_Consignes_:
a. D'après le passage fourni, en quelle année le Tableau a-t-il vu le jour ?
b. Recopiez fidèlement une partie du passage fourni, en commençant aux mots « En 2012-2013, la » et en vous arrêtant après les mots « à cet outil. ».

_Passage fourni_:
---
La Chambre de l’assurance de dommages vient de conclure la révision de son Tableau du partage des rôles et responsabilités de l’expert en sinistre. Avec cet exercice, la Chambre entend réduire l’opacité qui entoure le traitement d’une réclamation.

Le conseil d’administration de la Chambre a approuvé la nouvelle mouture du Tableau à la fin février. Il est dans sa troisième forme. Il avait vu le jour en 2007, à la demande de l’industrie, qui voulait un outil pour bien encadrer le travail de l’expert en sinistre, car le tout était inégal d’un endroit à l’autre. Il avait été mis à jour en 2009.

En 2012-2013, la Chambre a entrepris de le réviser, à la demande de l’industrie, qui souhaitait des précisions. Trois ans plus tard, et après plusieurs discussions avec l’industrie, la Chambre a profité de la Journée de l’assurance de dommages 2016 pour présenter la troisième version, dont les commentaires ont été largement bonifiés. Le Journal de l’assurance s’est entretenu avec Maya Raic et Ingi Khouzam, respectivement PDG et avocate en conformité à la Chambre de l’assurance de dommages, pour discuter des changements apportés à cet outil.
---
_Données brutes_:
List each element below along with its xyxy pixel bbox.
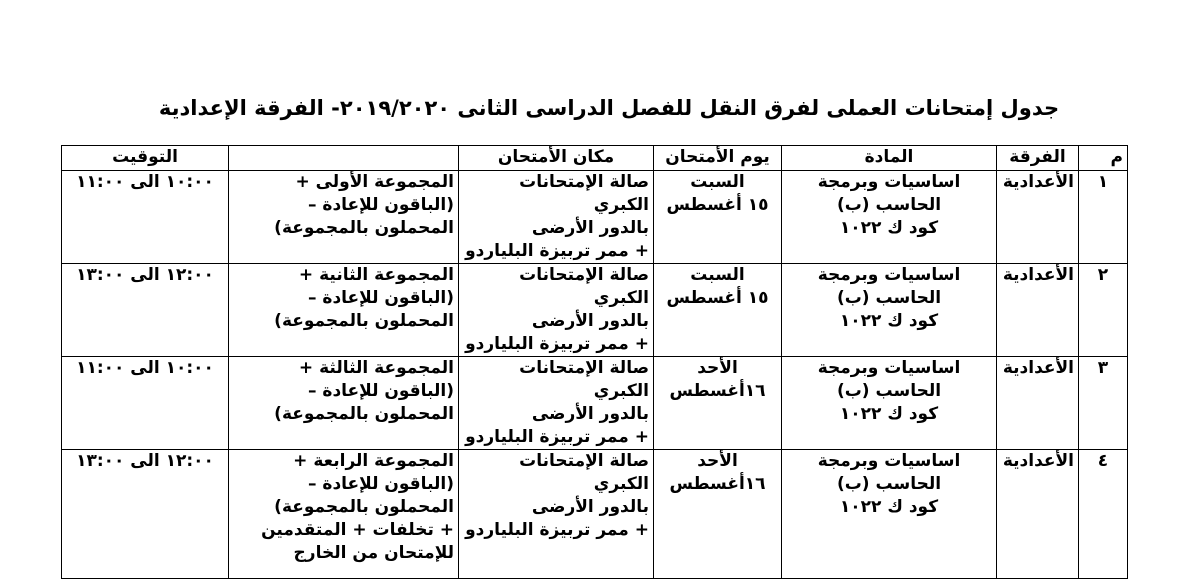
---
_Liste des réponses_:
a. En 2007.

b.
En 2012-2013, la Chambre a entrepris de le réviser, à la demande de l’industrie, qui souhaitait des précisions. Trois ans plus tard, et après plusieurs discussions avec l’industrie, la Chambre a profité de la Journée de l’assurance de dommages 2016 pour présenter la troisième version, dont les commentaires ont été largement bonifiés. Le Journal de l’assurance s’est entretenu avec Maya Raic et Ingi Khouzam, respectivement PDG et avocate en conformité à la Chambre de l’assurance de dommages, pour discuter des changements apportés à cet outil.